:: Written instruction ::
Below is a set of records; restate each one word for word.

:: Supplied data ::
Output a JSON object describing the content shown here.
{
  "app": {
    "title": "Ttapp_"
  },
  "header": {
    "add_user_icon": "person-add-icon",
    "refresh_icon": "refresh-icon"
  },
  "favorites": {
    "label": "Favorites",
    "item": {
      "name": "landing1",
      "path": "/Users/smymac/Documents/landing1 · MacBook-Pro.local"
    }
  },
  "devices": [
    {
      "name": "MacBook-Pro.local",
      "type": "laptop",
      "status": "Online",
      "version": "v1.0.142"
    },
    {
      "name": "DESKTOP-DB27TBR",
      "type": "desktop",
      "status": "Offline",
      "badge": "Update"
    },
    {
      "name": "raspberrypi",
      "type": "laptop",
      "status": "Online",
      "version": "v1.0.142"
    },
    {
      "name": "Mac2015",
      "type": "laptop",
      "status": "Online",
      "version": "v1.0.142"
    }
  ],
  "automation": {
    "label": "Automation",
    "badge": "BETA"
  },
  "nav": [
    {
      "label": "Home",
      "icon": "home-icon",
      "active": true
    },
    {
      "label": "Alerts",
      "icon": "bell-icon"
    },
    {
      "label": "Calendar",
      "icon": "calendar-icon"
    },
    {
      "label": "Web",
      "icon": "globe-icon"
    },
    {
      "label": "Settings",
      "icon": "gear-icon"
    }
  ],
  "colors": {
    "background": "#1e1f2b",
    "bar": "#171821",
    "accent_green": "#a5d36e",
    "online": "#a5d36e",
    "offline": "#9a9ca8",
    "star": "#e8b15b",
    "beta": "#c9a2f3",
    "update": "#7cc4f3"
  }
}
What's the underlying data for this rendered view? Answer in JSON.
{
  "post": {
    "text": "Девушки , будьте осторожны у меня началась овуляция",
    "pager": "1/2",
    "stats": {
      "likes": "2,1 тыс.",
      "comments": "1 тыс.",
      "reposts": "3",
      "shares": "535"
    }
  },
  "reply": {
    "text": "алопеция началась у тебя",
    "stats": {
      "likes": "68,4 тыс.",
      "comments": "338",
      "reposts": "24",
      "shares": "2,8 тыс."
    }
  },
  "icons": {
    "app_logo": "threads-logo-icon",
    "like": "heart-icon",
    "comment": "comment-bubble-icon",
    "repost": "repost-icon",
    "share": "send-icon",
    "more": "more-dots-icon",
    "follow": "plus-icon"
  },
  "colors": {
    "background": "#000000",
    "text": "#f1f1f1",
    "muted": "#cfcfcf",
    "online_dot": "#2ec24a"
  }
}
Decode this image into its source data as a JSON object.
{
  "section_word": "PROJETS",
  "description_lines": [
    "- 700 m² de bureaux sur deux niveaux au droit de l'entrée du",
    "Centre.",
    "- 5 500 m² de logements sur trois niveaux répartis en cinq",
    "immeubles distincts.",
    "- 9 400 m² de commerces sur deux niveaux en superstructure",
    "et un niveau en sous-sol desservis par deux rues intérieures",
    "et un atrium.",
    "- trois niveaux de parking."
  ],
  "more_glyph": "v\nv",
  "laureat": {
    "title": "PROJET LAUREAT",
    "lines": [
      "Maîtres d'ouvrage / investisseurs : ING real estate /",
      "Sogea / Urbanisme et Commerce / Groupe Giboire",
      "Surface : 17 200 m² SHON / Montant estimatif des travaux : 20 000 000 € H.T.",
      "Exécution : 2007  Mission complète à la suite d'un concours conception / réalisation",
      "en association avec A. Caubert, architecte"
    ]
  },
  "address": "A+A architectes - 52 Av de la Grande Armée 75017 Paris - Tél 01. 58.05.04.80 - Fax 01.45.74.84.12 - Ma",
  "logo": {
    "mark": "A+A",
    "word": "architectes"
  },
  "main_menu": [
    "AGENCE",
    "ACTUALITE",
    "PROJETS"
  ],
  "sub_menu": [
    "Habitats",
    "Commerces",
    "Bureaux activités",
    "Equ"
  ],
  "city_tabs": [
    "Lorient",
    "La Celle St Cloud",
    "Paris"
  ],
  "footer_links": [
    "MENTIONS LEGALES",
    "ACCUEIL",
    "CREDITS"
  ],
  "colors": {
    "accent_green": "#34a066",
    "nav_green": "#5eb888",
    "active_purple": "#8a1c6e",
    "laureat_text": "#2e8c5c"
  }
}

:: Exercise answer ::
Output a JSON object describing the content shown here.
{
  "app": {
    "title": "Ttapp_"
  },
  "header": {
    "add_user_icon": "person-add-icon",
    "refresh_icon": "refresh-icon"
  },
  "favorites": {
    "label": "Favorites",
    "item": {
      "name": "landing1",
      "path": "/Users/smymac/Documents/landing1 · MacBook-Pro.local"
    }
  },
  "devices": [
    {
      "name": "MacBook-Pro.local",
      "type": "laptop",
      "status": "Online",
      "version": "v1.0.142"
    },
    {
      "name": "DESKTOP-DB27TBR",
      "type": "desktop",
      "status": "Offline",
      "badge": "Update"
    },
    {
      "name": "raspberrypi",
      "type": "laptop",
      "status": "Online",
      "version": "v1.0.142"
    },
    {
      "name": "Mac2015",
      "type": "laptop",
      "status": "Online",
      "version": "v1.0.142"
    }
  ],
  "automation": {
    "label": "Automation",
    "badge": "BETA"
  },
  "nav": [
    {
      "label": "Home",
      "icon": "home-icon",
      "active": true
    },
    {
      "label": "Alerts",
      "icon": "bell-icon"
    },
    {
      "label": "Calendar",
      "icon": "calendar-icon"
    },
    {
      "label": "Web",
      "icon": "globe-icon"
    },
    {
      "label": "Settings",
      "icon": "gear-icon"
    }
  ],
  "colors": {
    "background": "#1e1f2b",
    "bar": "#171821",
    "accent_green": "#a5d36e",
    "online": "#a5d36e",
    "offline": "#9a9ca8",
    "star": "#e8b15b",
    "beta": "#c9a2f3",
    "update": "#7cc4f3"
  }
}
What's the underlying data for this rendered view? Answer in JSON.
{
  "post": {
    "text": "Девушки , будьте осторожны у меня началась овуляция",
    "pager": "1/2",
    "stats": {
      "likes": "2,1 тыс.",
      "comments": "1 тыс.",
      "reposts": "3",
      "shares": "535"
    }
  },
  "reply": {
    "text": "алопеция началась у тебя",
    "stats": {
      "likes": "68,4 тыс.",
      "comments": "338",
      "reposts": "24",
      "shares": "2,8 тыс."
    }
  },
  "icons": {
    "app_logo": "threads-logo-icon",
    "like": "heart-icon",
    "comment": "comment-bubble-icon",
    "repost": "repost-icon",
    "share": "send-icon",
    "more": "more-dots-icon",
    "follow": "plus-icon"
  },
  "colors": {
    "background": "#000000",
    "text": "#f1f1f1",
    "muted": "#cfcfcf",
    "online_dot": "#2ec24a"
  }
}
Decode this image into its source data as a JSON object.
{
  "section_word": "PROJETS",
  "description_lines": [
    "- 700 m² de bureaux sur deux niveaux au droit de l'entrée du",
    "Centre.",
    "- 5 500 m² de logements sur trois niveaux répartis en cinq",
    "immeubles distincts.",
    "- 9 400 m² de commerces sur deux niveaux en superstructure",
    "et un niveau en sous-sol desservis par deux rues intérieures",
    "et un atrium.",
    "- trois niveaux de parking."
  ],
  "more_glyph": "v\nv",
  "laureat": {
    "title": "PROJET LAUREAT",
    "lines": [
      "Maîtres d'ouvrage / investisseurs : ING real estate /",
      "Sogea / Urbanisme et Commerce / Groupe Giboire",
      "Surface : 17 200 m² SHON / Montant estimatif des travaux : 20 000 000 € H.T.",
      "Exécution : 2007  Mission complète à la suite d'un concours conception / réalisation",
      "en association avec A. Caubert, architecte"
    ]
  },
  "address": "A+A architectes - 52 Av de la Grande Armée 75017 Paris - Tél 01. 58.05.04.80 - Fax 01.45.74.84.12 - Ma",
  "logo": {
    "mark": "A+A",
    "word": "architectes"
  },
  "main_menu": [
    "AGENCE",
    "ACTUALITE",
    "PROJETS"
  ],
  "sub_menu": [
    "Habitats",
    "Commerces",
    "Bureaux activités",
    "Equ"
  ],
  "city_tabs": [
    "Lorient",
    "La Celle St Cloud",
    "Paris"
  ],
  "footer_links": [
    "MENTIONS LEGALES",
    "ACCUEIL",
    "CREDITS"
  ],
  "colors": {
    "accent_green": "#34a066",
    "nav_green": "#5eb888",
    "active_purple": "#8a1c6e",
    "laureat_text": "#2e8c5c"
  }
}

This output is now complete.